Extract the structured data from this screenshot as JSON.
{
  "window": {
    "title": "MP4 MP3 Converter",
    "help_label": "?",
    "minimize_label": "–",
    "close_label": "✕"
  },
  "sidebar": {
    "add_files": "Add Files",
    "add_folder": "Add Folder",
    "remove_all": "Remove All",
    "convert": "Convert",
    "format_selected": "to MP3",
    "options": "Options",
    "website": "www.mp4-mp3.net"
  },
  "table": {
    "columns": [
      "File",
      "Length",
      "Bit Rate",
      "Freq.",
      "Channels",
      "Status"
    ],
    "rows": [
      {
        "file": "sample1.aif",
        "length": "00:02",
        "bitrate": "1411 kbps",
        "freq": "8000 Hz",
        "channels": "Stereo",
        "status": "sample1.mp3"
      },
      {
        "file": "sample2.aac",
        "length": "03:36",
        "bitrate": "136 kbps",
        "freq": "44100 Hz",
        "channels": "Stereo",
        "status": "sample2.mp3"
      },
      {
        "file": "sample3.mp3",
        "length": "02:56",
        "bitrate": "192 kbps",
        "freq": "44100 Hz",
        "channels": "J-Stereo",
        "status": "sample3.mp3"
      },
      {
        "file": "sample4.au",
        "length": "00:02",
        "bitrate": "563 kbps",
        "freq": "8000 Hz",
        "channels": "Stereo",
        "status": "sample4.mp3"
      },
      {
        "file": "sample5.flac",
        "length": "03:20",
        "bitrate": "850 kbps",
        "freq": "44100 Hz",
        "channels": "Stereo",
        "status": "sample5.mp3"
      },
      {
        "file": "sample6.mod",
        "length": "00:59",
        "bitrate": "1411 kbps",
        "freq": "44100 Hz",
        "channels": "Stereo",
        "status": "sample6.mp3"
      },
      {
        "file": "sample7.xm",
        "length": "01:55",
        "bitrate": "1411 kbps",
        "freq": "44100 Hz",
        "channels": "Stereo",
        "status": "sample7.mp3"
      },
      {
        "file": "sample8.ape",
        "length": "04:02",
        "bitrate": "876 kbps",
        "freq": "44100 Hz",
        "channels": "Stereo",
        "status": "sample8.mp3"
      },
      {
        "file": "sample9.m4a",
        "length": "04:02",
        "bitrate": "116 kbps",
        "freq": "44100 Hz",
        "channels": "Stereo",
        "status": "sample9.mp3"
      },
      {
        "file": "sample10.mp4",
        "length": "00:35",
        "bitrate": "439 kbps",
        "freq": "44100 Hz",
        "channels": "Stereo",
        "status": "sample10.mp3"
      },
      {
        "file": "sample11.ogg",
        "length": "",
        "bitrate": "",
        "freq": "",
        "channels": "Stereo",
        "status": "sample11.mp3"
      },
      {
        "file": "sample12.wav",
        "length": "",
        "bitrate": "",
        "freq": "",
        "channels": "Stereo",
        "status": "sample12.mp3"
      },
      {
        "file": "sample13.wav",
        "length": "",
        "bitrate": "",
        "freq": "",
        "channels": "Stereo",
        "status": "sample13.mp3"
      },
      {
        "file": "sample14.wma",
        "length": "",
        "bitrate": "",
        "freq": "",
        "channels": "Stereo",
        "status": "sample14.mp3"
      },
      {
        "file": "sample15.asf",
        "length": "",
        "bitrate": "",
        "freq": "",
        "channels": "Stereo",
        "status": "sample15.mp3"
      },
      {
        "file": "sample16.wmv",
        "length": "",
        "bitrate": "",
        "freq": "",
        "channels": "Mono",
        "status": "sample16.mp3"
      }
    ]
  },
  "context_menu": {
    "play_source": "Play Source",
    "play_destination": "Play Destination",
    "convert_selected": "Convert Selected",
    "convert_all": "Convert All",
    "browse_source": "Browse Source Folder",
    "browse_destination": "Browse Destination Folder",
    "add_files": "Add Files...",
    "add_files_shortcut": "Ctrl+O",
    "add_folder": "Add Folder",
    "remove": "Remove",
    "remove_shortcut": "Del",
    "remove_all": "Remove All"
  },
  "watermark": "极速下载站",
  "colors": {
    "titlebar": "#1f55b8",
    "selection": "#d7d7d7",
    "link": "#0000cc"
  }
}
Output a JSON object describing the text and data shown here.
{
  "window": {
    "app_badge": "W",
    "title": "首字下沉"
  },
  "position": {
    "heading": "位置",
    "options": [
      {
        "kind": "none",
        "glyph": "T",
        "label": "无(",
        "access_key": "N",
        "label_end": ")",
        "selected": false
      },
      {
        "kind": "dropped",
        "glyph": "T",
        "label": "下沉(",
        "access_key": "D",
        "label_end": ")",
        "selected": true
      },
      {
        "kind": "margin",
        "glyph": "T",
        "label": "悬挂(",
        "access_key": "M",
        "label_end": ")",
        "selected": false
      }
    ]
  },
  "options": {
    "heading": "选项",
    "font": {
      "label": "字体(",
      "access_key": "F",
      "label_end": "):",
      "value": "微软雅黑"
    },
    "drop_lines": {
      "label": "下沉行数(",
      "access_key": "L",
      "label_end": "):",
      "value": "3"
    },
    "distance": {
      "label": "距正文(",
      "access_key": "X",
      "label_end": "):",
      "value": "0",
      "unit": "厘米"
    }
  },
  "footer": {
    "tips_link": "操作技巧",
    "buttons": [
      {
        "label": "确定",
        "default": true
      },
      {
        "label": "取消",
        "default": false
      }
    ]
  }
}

● WRITTEN REQUEST: Type out the entries again, word for word.

● CORRECT ANSWER:
Extract the structured data from this screenshot as JSON.
{
  "window": {
    "title": "MP4 MP3 Converter",
    "help_label": "?",
    "minimize_label": "–",
    "close_label": "✕"
  },
  "sidebar": {
    "add_files": "Add Files",
    "add_folder": "Add Folder",
    "remove_all": "Remove All",
    "convert": "Convert",
    "format_selected": "to MP3",
    "options": "Options",
    "website": "www.mp4-mp3.net"
  },
  "table": {
    "columns": [
      "File",
      "Length",
      "Bit Rate",
      "Freq.",
      "Channels",
      "Status"
    ],
    "rows": [
      {
        "file": "sample1.aif",
        "length": "00:02",
        "bitrate": "1411 kbps",
        "freq": "8000 Hz",
        "channels": "Stereo",
        "status": "sample1.mp3"
      },
      {
        "file": "sample2.aac",
        "length": "03:36",
        "bitrate": "136 kbps",
        "freq": "44100 Hz",
        "channels": "Stereo",
        "status": "sample2.mp3"
      },
      {
        "file": "sample3.mp3",
        "length": "02:56",
        "bitrate": "192 kbps",
        "freq": "44100 Hz",
        "channels": "J-Stereo",
        "status": "sample3.mp3"
      },
      {
        "file": "sample4.au",
        "length": "00:02",
        "bitrate": "563 kbps",
        "freq": "8000 Hz",
        "channels": "Stereo",
        "status": "sample4.mp3"
      },
      {
        "file": "sample5.flac",
        "length": "03:20",
        "bitrate": "850 kbps",
        "freq": "44100 Hz",
        "channels": "Stereo",
        "status": "sample5.mp3"
      },
      {
        "file": "sample6.mod",
        "length": "00:59",
        "bitrate": "1411 kbps",
        "freq": "44100 Hz",
        "channels": "Stereo",
        "status": "sample6.mp3"
      },
      {
        "file": "sample7.xm",
        "length": "01:55",
        "bitrate": "1411 kbps",
        "freq": "44100 Hz",
        "channels": "Stereo",
        "status": "sample7.mp3"
      },
      {
        "file": "sample8.ape",
        "length": "04:02",
        "bitrate": "876 kbps",
        "freq": "44100 Hz",
        "channels": "Stereo",
        "status": "sample8.mp3"
      },
      {
        "file": "sample9.m4a",
        "length": "04:02",
        "bitrate": "116 kbps",
        "freq": "44100 Hz",
        "channels": "Stereo",
        "status": "sample9.mp3"
      },
      {
        "file": "sample10.mp4",
        "length": "00:35",
        "bitrate": "439 kbps",
        "freq": "44100 Hz",
        "channels": "Stereo",
        "status": "sample10.mp3"
      },
      {
        "file": "sample11.ogg",
        "length": "",
        "bitrate": "",
        "freq": "",
        "channels": "Stereo",
        "status": "sample11.mp3"
      },
      {
        "file": "sample12.wav",
        "length": "",
        "bitrate": "",
        "freq": "",
        "channels": "Stereo",
        "status": "sample12.mp3"
      },
      {
        "file": "sample13.wav",
        "length": "",
        "bitrate": "",
        "freq": "",
        "channels": "Stereo",
        "status": "sample13.mp3"
      },
      {
        "file": "sample14.wma",
        "length": "",
        "bitrate": "",
        "freq": "",
        "channels": "Stereo",
        "status": "sample14.mp3"
      },
      {
        "file": "sample15.asf",
        "length": "",
        "bitrate": "",
        "freq": "",
        "channels": "Stereo",
        "status": "sample15.mp3"
      },
      {
        "file": "sample16.wmv",
        "length": "",
        "bitrate": "",
        "freq": "",
        "channels": "Mono",
        "status": "sample16.mp3"
      }
    ]
  },
  "context_menu": {
    "play_source": "Play Source",
    "play_destination": "Play Destination",
    "convert_selected": "Convert Selected",
    "convert_all": "Convert All",
    "browse_source": "Browse Source Folder",
    "browse_destination": "Browse Destination Folder",
    "add_files": "Add Files...",
    "add_files_shortcut": "Ctrl+O",
    "add_folder": "Add Folder",
    "remove": "Remove",
    "remove_shortcut": "Del",
    "remove_all": "Remove All"
  },
  "watermark": "极速下载站",
  "colors": {
    "titlebar": "#1f55b8",
    "selection": "#d7d7d7",
    "link": "#0000cc"
  }
}
Output a JSON object describing the text and data shown here.
{
  "window": {
    "app_badge": "W",
    "title": "首字下沉"
  },
  "position": {
    "heading": "位置",
    "options": [
      {
        "kind": "none",
        "glyph": "T",
        "label": "无(",
        "access_key": "N",
        "label_end": ")",
        "selected": false
      },
      {
        "kind": "dropped",
        "glyph": "T",
        "label": "下沉(",
        "access_key": "D",
        "label_end": ")",
        "selected": true
      },
      {
        "kind": "margin",
        "glyph": "T",
        "label": "悬挂(",
        "access_key": "M",
        "label_end": ")",
        "selected": false
      }
    ]
  },
  "options": {
    "heading": "选项",
    "font": {
      "label": "字体(",
      "access_key": "F",
      "label_end": "):",
      "value": "微软雅黑"
    },
    "drop_lines": {
      "label": "下沉行数(",
      "access_key": "L",
      "label_end": "):",
      "value": "3"
    },
    "distance": {
      "label": "距正文(",
      "access_key": "X",
      "label_end": "):",
      "value": "0",
      "unit": "厘米"
    }
  },
  "footer": {
    "tips_link": "操作技巧",
    "buttons": [
      {
        "label": "确定",
        "default": true
      },
      {
        "label": "取消",
        "default": false
      }
    ]
  }
}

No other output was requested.